▸ YOUR GOAL: Copy every line of the data that includes the string "down".

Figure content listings
[Start of Attachment]

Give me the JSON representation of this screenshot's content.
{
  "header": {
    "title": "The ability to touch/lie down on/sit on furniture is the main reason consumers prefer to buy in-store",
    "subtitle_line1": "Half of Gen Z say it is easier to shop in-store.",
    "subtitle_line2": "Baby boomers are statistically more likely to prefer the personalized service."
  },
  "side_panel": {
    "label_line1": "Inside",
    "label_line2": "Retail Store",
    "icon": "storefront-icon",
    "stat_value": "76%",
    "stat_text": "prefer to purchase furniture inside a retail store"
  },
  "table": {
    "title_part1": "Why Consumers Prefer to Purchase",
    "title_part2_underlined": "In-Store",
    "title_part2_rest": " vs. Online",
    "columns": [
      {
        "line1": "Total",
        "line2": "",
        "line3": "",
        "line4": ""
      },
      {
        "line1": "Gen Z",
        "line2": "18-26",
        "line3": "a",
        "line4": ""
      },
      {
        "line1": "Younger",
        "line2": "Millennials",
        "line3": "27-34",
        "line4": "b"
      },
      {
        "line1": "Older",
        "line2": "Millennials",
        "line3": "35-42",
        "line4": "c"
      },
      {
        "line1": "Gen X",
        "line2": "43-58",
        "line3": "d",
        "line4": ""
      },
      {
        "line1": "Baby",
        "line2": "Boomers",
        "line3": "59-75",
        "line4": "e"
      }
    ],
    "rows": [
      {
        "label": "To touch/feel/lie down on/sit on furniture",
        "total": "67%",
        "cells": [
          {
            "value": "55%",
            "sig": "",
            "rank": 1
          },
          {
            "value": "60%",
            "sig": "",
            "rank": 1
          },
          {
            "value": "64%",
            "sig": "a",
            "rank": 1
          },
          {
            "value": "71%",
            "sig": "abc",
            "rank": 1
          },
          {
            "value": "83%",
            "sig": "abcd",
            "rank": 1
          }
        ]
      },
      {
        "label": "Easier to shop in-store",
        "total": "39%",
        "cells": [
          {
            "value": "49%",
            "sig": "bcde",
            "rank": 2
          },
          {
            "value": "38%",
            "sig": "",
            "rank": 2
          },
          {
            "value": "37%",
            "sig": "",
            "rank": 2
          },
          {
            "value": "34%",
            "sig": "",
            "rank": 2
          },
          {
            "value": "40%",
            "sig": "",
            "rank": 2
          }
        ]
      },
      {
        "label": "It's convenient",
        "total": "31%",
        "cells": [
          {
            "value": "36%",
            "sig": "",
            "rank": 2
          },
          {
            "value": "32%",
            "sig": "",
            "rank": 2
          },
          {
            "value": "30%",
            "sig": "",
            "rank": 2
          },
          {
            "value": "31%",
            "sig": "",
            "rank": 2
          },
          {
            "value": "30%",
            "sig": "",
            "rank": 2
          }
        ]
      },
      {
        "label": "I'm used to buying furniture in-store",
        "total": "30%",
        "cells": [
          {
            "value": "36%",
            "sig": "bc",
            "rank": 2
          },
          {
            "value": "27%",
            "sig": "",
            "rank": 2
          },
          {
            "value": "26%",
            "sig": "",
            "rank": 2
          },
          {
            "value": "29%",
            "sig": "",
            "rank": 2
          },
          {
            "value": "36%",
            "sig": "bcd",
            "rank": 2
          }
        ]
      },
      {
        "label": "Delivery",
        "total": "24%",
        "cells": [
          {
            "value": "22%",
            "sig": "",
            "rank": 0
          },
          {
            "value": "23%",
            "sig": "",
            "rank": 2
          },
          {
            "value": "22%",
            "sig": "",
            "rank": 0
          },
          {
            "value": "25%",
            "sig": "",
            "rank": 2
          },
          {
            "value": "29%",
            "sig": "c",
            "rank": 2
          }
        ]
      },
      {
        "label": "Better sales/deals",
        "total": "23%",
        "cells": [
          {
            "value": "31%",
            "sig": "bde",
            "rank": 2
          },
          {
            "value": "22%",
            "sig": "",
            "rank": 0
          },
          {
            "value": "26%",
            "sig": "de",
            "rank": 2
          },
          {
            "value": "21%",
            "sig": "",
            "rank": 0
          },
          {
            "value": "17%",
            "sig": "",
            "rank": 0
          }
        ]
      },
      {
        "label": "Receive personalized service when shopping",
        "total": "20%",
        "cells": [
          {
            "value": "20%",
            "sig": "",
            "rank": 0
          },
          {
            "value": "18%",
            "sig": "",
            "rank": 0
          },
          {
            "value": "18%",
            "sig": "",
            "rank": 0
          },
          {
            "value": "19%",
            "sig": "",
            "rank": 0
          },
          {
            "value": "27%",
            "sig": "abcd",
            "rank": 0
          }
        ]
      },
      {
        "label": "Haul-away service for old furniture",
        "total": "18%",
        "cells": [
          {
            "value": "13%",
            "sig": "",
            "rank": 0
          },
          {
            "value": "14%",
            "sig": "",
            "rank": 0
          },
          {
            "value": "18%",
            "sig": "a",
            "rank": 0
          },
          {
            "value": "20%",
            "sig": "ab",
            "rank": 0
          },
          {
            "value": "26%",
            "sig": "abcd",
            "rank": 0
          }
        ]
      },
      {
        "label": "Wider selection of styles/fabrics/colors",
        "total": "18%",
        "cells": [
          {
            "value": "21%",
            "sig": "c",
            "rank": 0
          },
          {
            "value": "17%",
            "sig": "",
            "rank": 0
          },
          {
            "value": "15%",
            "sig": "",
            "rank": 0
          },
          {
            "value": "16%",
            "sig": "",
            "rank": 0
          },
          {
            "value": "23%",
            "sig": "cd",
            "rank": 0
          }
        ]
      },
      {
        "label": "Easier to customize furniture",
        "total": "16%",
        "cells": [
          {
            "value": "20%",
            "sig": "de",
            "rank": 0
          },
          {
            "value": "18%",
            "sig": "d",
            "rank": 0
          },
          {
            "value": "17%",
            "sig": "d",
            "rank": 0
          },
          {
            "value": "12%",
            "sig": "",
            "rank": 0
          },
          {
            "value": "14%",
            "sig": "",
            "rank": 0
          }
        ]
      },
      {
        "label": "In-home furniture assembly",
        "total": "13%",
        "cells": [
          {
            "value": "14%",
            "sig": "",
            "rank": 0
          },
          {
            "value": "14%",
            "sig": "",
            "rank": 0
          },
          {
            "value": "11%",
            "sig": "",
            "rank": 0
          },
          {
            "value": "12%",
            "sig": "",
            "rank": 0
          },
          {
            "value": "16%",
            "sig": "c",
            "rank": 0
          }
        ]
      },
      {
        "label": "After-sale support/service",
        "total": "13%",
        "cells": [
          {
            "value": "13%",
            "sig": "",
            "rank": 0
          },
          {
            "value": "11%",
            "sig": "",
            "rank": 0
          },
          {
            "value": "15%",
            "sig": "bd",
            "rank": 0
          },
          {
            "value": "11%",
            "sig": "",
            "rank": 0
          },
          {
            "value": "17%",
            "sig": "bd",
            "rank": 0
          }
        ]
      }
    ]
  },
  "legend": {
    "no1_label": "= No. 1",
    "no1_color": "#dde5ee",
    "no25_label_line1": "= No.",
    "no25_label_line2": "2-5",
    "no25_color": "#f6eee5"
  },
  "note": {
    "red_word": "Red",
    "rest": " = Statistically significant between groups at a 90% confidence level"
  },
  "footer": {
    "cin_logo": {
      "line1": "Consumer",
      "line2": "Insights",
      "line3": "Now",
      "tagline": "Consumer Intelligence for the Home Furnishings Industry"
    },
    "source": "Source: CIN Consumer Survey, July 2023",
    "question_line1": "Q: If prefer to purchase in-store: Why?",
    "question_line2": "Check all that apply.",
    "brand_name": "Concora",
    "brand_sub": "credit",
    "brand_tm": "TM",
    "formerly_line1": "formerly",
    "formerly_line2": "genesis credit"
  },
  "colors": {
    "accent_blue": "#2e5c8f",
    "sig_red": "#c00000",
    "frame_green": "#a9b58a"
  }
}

[End of Attachment]

▸ WRITTEN SOLUTION:
    "title": "The ability to touch/lie down on/sit on furniture is the main reason consumers prefer to buy in-store",
        "label": "To touch/feel/lie down on/sit on furniture",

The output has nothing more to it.